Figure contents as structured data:
▬▬▬▬▬▬

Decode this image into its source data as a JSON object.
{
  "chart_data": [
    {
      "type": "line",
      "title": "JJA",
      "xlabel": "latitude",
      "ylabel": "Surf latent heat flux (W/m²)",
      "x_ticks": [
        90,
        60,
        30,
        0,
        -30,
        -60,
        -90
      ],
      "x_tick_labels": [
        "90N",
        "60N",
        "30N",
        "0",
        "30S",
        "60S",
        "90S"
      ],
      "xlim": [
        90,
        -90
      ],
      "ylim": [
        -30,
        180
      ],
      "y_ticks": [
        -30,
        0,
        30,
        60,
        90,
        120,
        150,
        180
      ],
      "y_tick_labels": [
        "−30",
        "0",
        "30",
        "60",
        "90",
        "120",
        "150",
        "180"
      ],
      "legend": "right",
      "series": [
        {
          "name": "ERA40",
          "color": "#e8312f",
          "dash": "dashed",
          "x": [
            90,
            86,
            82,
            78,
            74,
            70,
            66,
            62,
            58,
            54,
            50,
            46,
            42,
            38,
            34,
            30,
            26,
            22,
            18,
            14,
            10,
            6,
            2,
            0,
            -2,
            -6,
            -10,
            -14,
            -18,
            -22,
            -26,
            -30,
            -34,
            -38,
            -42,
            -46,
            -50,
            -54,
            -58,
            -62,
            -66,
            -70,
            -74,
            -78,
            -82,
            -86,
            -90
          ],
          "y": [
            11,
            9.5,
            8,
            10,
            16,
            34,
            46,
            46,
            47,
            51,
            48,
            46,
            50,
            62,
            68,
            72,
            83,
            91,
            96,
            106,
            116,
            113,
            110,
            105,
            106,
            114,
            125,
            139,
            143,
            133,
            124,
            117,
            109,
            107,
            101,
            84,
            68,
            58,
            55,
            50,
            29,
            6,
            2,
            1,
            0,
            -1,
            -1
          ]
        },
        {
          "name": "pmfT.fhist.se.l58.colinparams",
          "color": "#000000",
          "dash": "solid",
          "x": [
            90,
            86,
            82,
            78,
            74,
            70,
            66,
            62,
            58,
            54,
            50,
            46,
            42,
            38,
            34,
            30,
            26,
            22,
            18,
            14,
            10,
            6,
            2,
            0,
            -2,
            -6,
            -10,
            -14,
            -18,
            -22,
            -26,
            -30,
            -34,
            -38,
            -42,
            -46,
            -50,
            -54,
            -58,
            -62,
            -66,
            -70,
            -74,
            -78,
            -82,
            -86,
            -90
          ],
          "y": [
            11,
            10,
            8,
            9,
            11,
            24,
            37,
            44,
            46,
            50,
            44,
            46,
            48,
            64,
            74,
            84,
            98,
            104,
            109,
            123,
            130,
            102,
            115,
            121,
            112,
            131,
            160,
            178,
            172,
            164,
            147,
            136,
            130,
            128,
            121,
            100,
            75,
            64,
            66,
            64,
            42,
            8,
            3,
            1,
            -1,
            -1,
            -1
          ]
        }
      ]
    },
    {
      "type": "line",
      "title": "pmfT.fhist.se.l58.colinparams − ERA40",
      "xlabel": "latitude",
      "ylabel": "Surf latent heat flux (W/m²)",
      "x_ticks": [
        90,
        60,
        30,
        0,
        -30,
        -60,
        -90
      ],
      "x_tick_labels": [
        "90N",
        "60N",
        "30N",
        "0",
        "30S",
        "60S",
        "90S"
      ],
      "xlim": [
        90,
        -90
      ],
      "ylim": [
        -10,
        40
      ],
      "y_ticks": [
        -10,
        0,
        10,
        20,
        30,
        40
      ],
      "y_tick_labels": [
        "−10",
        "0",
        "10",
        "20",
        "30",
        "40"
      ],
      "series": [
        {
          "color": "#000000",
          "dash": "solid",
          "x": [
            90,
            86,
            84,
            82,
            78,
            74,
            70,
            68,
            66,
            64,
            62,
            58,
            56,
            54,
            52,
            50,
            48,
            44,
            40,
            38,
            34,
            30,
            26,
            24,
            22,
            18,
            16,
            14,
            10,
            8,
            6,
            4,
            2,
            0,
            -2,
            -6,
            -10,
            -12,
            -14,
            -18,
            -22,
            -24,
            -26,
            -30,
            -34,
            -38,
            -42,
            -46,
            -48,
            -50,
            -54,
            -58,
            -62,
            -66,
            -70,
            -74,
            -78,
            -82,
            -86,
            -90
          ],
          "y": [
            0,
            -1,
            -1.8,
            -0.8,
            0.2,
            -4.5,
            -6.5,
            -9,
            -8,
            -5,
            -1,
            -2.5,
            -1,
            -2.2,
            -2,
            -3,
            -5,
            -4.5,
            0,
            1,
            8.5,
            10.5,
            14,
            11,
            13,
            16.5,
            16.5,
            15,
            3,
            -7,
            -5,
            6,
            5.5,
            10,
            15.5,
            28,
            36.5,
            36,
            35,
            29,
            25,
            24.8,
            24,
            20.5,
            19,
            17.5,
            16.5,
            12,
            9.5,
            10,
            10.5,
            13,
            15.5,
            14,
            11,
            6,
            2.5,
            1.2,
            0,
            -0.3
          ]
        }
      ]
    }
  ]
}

▬▬▬▬▬▬

▶ YOUR GOAL
From the listing above, extract every line exactly as it stands.

▶ TASK RESULT
Decode this image into its source data as a JSON object.
{
  "chart_data": [
    {
      "type": "line",
      "title": "JJA",
      "xlabel": "latitude",
      "ylabel": "Surf latent heat flux (W/m²)",
      "x_ticks": [
        90,
        60,
        30,
        0,
        -30,
        -60,
        -90
      ],
      "x_tick_labels": [
        "90N",
        "60N",
        "30N",
        "0",
        "30S",
        "60S",
        "90S"
      ],
      "xlim": [
        90,
        -90
      ],
      "ylim": [
        -30,
        180
      ],
      "y_ticks": [
        -30,
        0,
        30,
        60,
        90,
        120,
        150,
        180
      ],
      "y_tick_labels": [
        "−30",
        "0",
        "30",
        "60",
        "90",
        "120",
        "150",
        "180"
      ],
      "legend": "right",
      "series": [
        {
          "name": "ERA40",
          "color": "#e8312f",
          "dash": "dashed",
          "x": [
            90,
            86,
            82,
            78,
            74,
            70,
            66,
            62,
            58,
            54,
            50,
            46,
            42,
            38,
            34,
            30,
            26,
            22,
            18,
            14,
            10,
            6,
            2,
            0,
            -2,
            -6,
            -10,
            -14,
            -18,
            -22,
            -26,
            -30,
            -34,
            -38,
            -42,
            -46,
            -50,
            -54,
            -58,
            -62,
            -66,
            -70,
            -74,
            -78,
            -82,
            -86,
            -90
          ],
          "y": [
            11,
            9.5,
            8,
            10,
            16,
            34,
            46,
            46,
            47,
            51,
            48,
            46,
            50,
            62,
            68,
            72,
            83,
            91,
            96,
            106,
            116,
            113,
            110,
            105,
            106,
            114,
            125,
            139,
            143,
            133,
            124,
            117,
            109,
            107,
            101,
            84,
            68,
            58,
            55,
            50,
            29,
            6,
            2,
            1,
            0,
            -1,
            -1
          ]
        },
        {
          "name": "pmfT.fhist.se.l58.colinparams",
          "color": "#000000",
          "dash": "solid",
          "x": [
            90,
            86,
            82,
            78,
            74,
            70,
            66,
            62,
            58,
            54,
            50,
            46,
            42,
            38,
            34,
            30,
            26,
            22,
            18,
            14,
            10,
            6,
            2,
            0,
            -2,
            -6,
            -10,
            -14,
            -18,
            -22,
            -26,
            -30,
            -34,
            -38,
            -42,
            -46,
            -50,
            -54,
            -58,
            -62,
            -66,
            -70,
            -74,
            -78,
            -82,
            -86,
            -90
          ],
          "y": [
            11,
            10,
            8,
            9,
            11,
            24,
            37,
            44,
            46,
            50,
            44,
            46,
            48,
            64,
            74,
            84,
            98,
            104,
            109,
            123,
            130,
            102,
            115,
            121,
            112,
            131,
            160,
            178,
            172,
            164,
            147,
            136,
            130,
            128,
            121,
            100,
            75,
            64,
            66,
            64,
            42,
            8,
            3,
            1,
            -1,
            -1,
            -1
          ]
        }
      ]
    },
    {
      "type": "line",
      "title": "pmfT.fhist.se.l58.colinparams − ERA40",
      "xlabel": "latitude",
      "ylabel": "Surf latent heat flux (W/m²)",
      "x_ticks": [
        90,
        60,
        30,
        0,
        -30,
        -60,
        -90
      ],
      "x_tick_labels": [
        "90N",
        "60N",
        "30N",
        "0",
        "30S",
        "60S",
        "90S"
      ],
      "xlim": [
        90,
        -90
      ],
      "ylim": [
        -10,
        40
      ],
      "y_ticks": [
        -10,
        0,
        10,
        20,
        30,
        40
      ],
      "y_tick_labels": [
        "−10",
        "0",
        "10",
        "20",
        "30",
        "40"
      ],
      "series": [
        {
          "color": "#000000",
          "dash": "solid",
          "x": [
            90,
            86,
            84,
            82,
            78,
            74,
            70,
            68,
            66,
            64,
            62,
            58,
            56,
            54,
            52,
            50,
            48,
            44,
            40,
            38,
            34,
            30,
            26,
            24,
            22,
            18,
            16,
            14,
            10,
            8,
            6,
            4,
            2,
            0,
            -2,
            -6,
            -10,
            -12,
            -14,
            -18,
            -22,
            -24,
            -26,
            -30,
            -34,
            -38,
            -42,
            -46,
            -48,
            -50,
            -54,
            -58,
            -62,
            -66,
            -70,
            -74,
            -78,
            -82,
            -86,
            -90
          ],
          "y": [
            0,
            -1,
            -1.8,
            -0.8,
            0.2,
            -4.5,
            -6.5,
            -9,
            -8,
            -5,
            -1,
            -2.5,
            -1,
            -2.2,
            -2,
            -3,
            -5,
            -4.5,
            0,
            1,
            8.5,
            10.5,
            14,
            11,
            13,
            16.5,
            16.5,
            15,
            3,
            -7,
            -5,
            6,
            5.5,
            10,
            15.5,
            28,
            36.5,
            36,
            35,
            29,
            25,
            24.8,
            24,
            20.5,
            19,
            17.5,
            16.5,
            12,
            9.5,
            10,
            10.5,
            13,
            15.5,
            14,
            11,
            6,
            2.5,
            1.2,
            0,
            -0.3
          ]
        }
      ]
    }
  ]
}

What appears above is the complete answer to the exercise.